# START OF Input material

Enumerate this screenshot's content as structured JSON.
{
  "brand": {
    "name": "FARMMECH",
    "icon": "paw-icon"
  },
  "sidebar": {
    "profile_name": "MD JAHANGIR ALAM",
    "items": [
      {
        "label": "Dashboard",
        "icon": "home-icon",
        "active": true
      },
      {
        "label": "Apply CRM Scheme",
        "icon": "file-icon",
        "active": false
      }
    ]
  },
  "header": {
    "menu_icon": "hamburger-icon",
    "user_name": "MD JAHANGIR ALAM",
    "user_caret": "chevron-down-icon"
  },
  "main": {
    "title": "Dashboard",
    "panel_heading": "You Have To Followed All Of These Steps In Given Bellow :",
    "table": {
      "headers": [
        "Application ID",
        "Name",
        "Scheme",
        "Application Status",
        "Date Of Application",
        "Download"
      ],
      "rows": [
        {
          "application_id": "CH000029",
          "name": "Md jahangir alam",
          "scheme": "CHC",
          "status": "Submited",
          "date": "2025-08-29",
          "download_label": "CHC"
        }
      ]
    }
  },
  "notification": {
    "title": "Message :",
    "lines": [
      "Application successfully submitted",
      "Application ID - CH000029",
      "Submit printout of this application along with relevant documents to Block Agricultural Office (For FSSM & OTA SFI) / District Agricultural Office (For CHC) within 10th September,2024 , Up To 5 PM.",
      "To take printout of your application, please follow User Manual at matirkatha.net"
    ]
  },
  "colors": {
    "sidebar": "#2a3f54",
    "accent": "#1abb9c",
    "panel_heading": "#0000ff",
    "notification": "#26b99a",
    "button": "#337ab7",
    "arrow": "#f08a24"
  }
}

# END OF Input material

What the task asks>
Lines containing the word "printout" must all be returned from the material above.

Exercise result>
      "Submit printout of this application along with relevant documents to Block Agricultural Office (For FSSM & OTA SFI) / District Agricultural Office (For CHC) within 10th September,2024 , Up To 5 PM.",
      "To take printout of your application, please follow User Manual at matirkatha.net"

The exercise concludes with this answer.